• **GOAL**
Only the number is wanted: how many lines of the data contain "page"?

• **MATERIAL SHOWN**
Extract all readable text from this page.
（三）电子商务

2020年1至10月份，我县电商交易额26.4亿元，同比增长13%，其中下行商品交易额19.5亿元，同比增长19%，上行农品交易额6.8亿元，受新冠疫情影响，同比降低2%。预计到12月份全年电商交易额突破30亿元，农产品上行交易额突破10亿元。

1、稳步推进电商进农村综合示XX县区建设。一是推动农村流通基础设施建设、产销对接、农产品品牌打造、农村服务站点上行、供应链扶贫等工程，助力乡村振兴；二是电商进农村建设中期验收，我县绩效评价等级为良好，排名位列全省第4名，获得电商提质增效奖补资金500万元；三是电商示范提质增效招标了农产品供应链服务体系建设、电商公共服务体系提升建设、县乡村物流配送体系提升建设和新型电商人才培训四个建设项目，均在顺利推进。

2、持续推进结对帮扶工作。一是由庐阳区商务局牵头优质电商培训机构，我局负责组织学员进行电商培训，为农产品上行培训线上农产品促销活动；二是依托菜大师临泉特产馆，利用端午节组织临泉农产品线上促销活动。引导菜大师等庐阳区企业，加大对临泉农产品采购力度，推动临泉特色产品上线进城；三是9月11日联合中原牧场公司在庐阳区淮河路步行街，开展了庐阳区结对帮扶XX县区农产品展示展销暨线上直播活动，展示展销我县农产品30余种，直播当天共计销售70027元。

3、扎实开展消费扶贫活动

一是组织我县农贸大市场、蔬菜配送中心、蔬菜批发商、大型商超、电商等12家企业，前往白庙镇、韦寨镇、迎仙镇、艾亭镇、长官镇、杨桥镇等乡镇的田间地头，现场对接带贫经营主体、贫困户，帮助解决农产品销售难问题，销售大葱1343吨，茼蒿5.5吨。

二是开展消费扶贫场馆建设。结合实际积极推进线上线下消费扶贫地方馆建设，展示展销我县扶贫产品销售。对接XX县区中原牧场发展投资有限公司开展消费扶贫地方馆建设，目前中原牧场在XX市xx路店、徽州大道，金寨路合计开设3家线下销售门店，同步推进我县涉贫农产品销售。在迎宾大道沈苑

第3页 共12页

* * *

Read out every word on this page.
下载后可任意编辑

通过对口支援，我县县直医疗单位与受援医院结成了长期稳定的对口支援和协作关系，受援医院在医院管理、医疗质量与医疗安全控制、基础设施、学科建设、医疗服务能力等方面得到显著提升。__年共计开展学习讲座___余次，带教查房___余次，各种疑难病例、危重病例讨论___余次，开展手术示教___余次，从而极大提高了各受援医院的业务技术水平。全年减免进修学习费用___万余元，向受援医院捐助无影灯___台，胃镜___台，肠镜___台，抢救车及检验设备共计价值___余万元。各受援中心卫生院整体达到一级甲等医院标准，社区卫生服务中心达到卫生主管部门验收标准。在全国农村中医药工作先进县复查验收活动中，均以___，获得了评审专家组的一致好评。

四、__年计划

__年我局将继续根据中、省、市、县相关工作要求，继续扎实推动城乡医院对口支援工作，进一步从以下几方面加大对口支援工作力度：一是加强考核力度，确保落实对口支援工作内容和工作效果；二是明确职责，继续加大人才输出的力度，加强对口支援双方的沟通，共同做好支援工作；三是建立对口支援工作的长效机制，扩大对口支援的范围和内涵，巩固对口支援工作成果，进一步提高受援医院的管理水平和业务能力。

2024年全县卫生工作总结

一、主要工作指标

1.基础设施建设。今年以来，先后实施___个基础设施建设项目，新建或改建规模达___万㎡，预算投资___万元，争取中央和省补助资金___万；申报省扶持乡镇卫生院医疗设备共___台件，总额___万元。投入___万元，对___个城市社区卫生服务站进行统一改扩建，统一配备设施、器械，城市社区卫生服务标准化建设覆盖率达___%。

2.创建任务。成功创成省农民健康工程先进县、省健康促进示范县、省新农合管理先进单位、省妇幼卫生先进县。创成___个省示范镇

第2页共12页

• **SOLUTION FOR THIS PROBLEM**
2